Exercise instructions —
Copy out all lines with the word "ποιότητος" in them.

Entries supplied —
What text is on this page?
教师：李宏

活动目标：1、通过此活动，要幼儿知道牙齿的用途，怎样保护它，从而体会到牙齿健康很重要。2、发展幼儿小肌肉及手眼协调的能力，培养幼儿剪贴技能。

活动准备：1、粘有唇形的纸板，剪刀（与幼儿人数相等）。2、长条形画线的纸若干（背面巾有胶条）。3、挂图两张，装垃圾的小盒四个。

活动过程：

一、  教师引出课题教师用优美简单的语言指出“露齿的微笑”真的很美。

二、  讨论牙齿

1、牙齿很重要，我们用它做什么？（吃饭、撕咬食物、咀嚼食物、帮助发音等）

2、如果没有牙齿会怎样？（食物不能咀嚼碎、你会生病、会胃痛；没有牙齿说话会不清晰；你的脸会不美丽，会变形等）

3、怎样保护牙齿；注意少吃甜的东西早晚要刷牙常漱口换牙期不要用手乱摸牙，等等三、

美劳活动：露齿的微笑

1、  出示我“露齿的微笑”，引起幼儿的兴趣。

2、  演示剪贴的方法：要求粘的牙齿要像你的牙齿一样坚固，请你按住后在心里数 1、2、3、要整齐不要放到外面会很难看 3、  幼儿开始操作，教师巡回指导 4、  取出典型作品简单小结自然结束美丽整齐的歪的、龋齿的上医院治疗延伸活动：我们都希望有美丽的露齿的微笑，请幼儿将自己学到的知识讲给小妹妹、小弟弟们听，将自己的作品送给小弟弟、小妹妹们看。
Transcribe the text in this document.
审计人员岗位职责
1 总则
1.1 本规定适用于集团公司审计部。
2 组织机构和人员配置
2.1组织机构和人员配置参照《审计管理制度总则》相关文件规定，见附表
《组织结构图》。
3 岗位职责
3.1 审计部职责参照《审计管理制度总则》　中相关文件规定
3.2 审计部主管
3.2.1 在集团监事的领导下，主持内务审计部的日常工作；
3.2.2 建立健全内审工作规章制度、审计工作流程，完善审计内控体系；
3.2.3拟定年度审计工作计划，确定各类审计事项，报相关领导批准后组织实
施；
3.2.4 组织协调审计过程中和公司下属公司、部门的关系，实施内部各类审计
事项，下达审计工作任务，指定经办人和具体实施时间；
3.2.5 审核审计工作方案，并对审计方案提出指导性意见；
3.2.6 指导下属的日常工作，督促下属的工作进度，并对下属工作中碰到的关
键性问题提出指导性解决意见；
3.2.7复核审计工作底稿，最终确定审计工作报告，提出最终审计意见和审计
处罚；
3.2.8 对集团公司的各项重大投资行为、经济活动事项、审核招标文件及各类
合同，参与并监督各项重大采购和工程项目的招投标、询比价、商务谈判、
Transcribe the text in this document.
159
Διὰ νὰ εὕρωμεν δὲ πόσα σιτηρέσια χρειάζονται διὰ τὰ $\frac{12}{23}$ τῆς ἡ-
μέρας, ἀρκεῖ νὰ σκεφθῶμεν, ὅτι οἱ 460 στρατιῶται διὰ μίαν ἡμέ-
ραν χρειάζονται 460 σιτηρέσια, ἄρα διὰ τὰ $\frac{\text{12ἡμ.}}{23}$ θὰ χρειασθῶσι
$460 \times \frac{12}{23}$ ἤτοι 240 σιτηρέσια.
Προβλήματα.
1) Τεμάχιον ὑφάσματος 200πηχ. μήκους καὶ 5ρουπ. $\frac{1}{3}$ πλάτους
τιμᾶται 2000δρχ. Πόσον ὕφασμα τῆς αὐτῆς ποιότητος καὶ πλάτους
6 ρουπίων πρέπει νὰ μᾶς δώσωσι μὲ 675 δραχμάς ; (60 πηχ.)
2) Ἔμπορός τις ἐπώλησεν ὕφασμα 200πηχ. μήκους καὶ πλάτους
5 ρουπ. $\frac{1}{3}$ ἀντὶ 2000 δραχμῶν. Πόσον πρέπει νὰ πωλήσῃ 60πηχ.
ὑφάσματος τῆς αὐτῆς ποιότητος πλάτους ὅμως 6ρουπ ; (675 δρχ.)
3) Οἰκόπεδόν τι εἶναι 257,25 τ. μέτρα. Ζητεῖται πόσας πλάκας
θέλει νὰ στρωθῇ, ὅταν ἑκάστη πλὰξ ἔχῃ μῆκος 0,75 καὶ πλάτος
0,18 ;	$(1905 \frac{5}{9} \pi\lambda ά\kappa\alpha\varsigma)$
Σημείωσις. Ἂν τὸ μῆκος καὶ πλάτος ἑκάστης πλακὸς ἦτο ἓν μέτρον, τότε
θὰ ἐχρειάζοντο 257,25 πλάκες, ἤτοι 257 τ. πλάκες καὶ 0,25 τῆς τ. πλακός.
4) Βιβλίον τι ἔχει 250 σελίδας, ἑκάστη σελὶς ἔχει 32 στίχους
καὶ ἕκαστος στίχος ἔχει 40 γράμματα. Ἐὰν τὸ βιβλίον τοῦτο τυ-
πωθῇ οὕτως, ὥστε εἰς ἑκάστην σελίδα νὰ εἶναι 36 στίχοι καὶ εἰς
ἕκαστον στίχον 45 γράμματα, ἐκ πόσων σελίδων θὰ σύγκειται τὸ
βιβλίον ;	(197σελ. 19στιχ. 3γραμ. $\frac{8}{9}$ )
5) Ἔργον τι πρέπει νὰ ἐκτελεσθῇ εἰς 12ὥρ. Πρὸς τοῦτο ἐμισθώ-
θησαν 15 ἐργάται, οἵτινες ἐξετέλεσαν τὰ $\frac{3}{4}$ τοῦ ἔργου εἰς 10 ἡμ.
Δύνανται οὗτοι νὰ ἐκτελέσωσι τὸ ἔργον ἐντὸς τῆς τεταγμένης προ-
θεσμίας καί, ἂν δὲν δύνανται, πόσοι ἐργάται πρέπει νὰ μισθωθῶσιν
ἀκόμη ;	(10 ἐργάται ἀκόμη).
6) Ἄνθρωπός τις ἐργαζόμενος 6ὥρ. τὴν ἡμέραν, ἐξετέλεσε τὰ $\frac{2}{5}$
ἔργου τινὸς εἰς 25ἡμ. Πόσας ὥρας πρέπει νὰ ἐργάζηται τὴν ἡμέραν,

Full answer —
τιμᾶται 2000δρχ. Πόσον ὕφασμα τῆς αὐτῆς ποιότητος καὶ πλάτους
ὑφάσματος τῆς αὐτῆς ποιότητος πλάτους ὅμως 6ρουπ ; (675 δρχ.)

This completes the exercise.